Exercise details: Write out the part of the Warbirds in Miniature review from "Components and construction" up to and including "haven’t done it.".

Text segment:
I honored the fallen enemy by placing a stone on his beautiful grave.
--Manfred von Richthofen
One of the 80s games that has aged really well is Blue Max, and Warbirds in Miniature is a World War II version of Blue Max. A simulation of WWI dogfighting, Blue Max simulates, turn-by-turn with simultaneous action selection, the airplane combat of the War to End All Wars. Wings of War, with its card-driven maneuvers, has become the best known air combat game, and it seems to be heavily based on Blue Max. Of course WoW does away with hexes in favor of cards, but the maneuvers (and their various restrictions) are remarkably similar to what’s available in Blue Max. If you want to get a feel for the original game check out www.youplay.it, an excellent work time-killer (watch out for pokerguy). If you’re looking for another way to use your Wings of War miniatures you might take a look at http://www.eaglesmax.com/. You could probably use a Commands & Colors board for your map.
Warbirds in Miniature has a few differences, naturally. The planes are more powerful; therefore, their movement and climb rates are different. The weapons are more powerful, and the planes can take a lot more punishment. But at its heart, and the designer proudly proclaims this, Warbirds in Miniature is a Blue Max/Canvas Eagles variant.
Whatever version of the “system” you use, this is one of the few boardgames that my game-group has totally played into the ground.
Components and construction
The components are up to you. This is a miniatures game, albeit one where you don’t necessarily have to paint. I wasn’t willing to fork out the cash for WoW miniatures, especially when I saw the 1/144 WWII miniatures made by 21st Century Toys at Wal-Mart. The WoW planes were 10 bucks a piece, but I picked up a bunch of WWII planes at Wal-Mart (and Toys-R-Us), a couple at a time, very cheaply (like one or two bucks apiece). I figured that once I had enough planes, I could find a rules set, and I was totally right. They were kind of like Heroscape figs, a good grocery throw-in.
Other Wal-mart throw-ins are the bases and the antennae. In the crafts section, they have these little wooden plaques, heart-shaped, rectangles, they’re perfect. At the height of my obsession with this game I imagined pasting WWII nose-art onto the heart-shaped bases, but I haven’t done it.
You need adjustable antennae to approximate altitude, and the cheapest way to get antennae is to buy cheap TV rabbit-ears, but it feels like you’re raping the environment when you buy them and then throw away the huge plastic disc that houses them.
Additionally, the planes have to be affixed to the antennae in a way that allows them to be moved. Silly Putty tic-tac stuff (craft store again) is good for that.
You'll also need some kind of blank hex map. I’m using a Battlemasters mat I got from a miniatures gamer I work with, but if you’re geeky enough to be reading this, you probably have your own solution.
There are also miniatures, stands, and maps available through www.warbirdsinminiature.com, which I’m sure you’ll see if you check out the site.

Source material:

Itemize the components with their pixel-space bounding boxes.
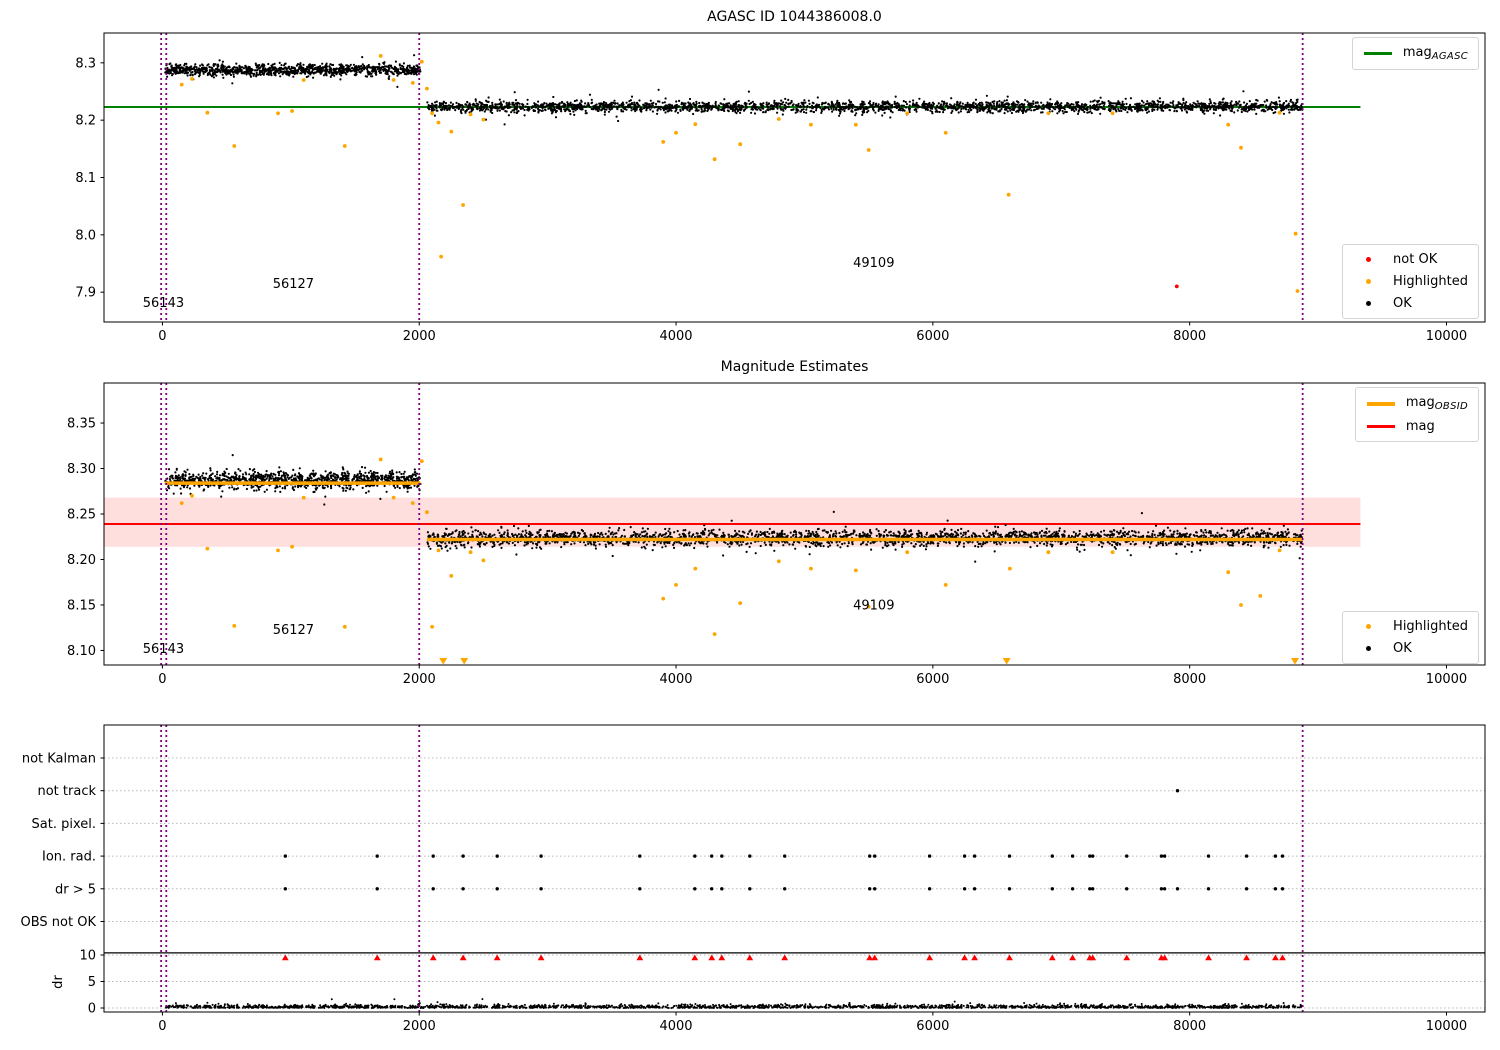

Solution for this problem:
Components and construction
The components are up to you. This is a miniatures game, albeit one where you don’t necessarily have to paint. I wasn’t willing to fork out the cash for WoW miniatures, especially when I saw the 1/144 WWII miniatures made by 21st Century Toys at Wal-Mart. The WoW planes were 10 bucks a piece, but I picked up a bunch of WWII planes at Wal-Mart (and Toys-R-Us), a couple at a time, very cheaply (like one or two bucks apiece). I figured that once I had enough planes, I could find a rules set, and I was totally right. They were kind of like Heroscape figs, a good grocery throw-in.
Other Wal-mart throw-ins are the bases and the antennae. In the crafts section, they have these little wooden plaques, heart-shaped, rectangles, they’re perfect. At the height of my obsession with this game I imagined pasting WWII nose-art onto the heart-shaped bases, but I haven’t done it.